Data in this exercise —
^^^^^^^^

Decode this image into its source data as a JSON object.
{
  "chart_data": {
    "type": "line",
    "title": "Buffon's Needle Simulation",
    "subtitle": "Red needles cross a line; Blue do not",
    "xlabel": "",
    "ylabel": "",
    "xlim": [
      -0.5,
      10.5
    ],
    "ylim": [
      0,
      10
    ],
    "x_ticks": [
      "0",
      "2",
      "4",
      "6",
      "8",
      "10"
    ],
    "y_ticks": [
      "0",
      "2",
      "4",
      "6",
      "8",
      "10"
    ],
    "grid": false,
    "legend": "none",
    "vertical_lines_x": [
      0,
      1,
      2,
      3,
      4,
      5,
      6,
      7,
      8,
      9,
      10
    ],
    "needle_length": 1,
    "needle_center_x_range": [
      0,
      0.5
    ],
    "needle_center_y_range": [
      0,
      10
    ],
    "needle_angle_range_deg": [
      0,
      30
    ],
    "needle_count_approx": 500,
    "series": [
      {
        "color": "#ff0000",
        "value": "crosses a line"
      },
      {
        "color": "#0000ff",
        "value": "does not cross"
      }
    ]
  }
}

^^^^^^^^

Transcribe all entries exactly as they are given.

Decode this image into its source data as a JSON object.
{
  "chart_data": {
    "type": "line",
    "title": "Buffon's Needle Simulation",
    "subtitle": "Red needles cross a line; Blue do not",
    "xlabel": "",
    "ylabel": "",
    "xlim": [
      -0.5,
      10.5
    ],
    "ylim": [
      0,
      10
    ],
    "x_ticks": [
      "0",
      "2",
      "4",
      "6",
      "8",
      "10"
    ],
    "y_ticks": [
      "0",
      "2",
      "4",
      "6",
      "8",
      "10"
    ],
    "grid": false,
    "legend": "none",
    "vertical_lines_x": [
      0,
      1,
      2,
      3,
      4,
      5,
      6,
      7,
      8,
      9,
      10
    ],
    "needle_length": 1,
    "needle_center_x_range": [
      0,
      0.5
    ],
    "needle_center_y_range": [
      0,
      10
    ],
    "needle_angle_range_deg": [
      0,
      30
    ],
    "needle_count_approx": 500,
    "series": [
      {
        "color": "#ff0000",
        "value": "crosses a line"
      },
      {
        "color": "#0000ff",
        "value": "does not cross"
      }
    ]
  }
}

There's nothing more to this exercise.